● REQUIREMENTS: Return the material word for word. Do not include the pictures.

** BEGIN **

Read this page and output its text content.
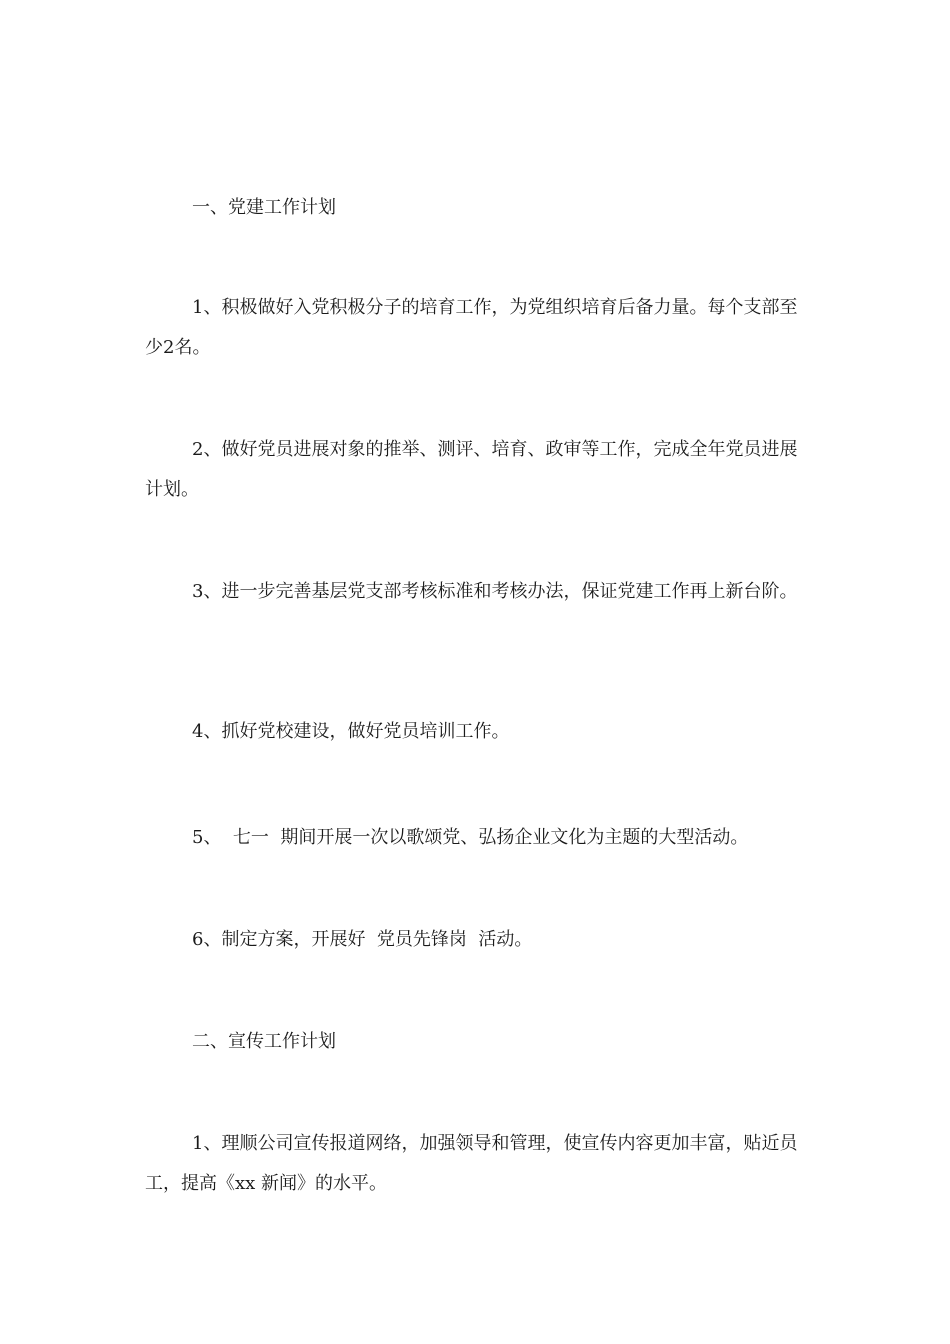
一、党建工作计划

1、积极做好入党积极分子的培育工作，为党组织培育后备力量。每个支部至少2名。

2、做好党员进展对象的推举、测评、培育、政审等工作，完成全年党员进展计划。

3、进一步完善基层党支部考核标准和考核办法，保证党建工作再上新台阶。

4、抓好党校建设，做好党员培训工作。

5、  七一  期间开展一次以歌颂党、弘扬企业文化为主题的大型活动。

6、制定方案，开展好  党员先锋岗  活动。

二、宣传工作计划

1、理顺公司宣传报道网络，加强领导和管理，使宣传内容更加丰富，贴近员工，提高《xx 新闻》的水平。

** END **

● FINAL RESULT:
Read this page and output its text content.
一、党建工作计划

1、积极做好入党积极分子的培育工作，为党组织培育后备力量。每个支部至少2名。

2、做好党员进展对象的推举、测评、培育、政审等工作，完成全年党员进展计划。

3、进一步完善基层党支部考核标准和考核办法，保证党建工作再上新台阶。

4、抓好党校建设，做好党员培训工作。

5、  七一  期间开展一次以歌颂党、弘扬企业文化为主题的大型活动。

6、制定方案，开展好  党员先锋岗  活动。

二、宣传工作计划

1、理顺公司宣传报道网络，加强领导和管理，使宣传内容更加丰富，贴近员工，提高《xx 新闻》的水平。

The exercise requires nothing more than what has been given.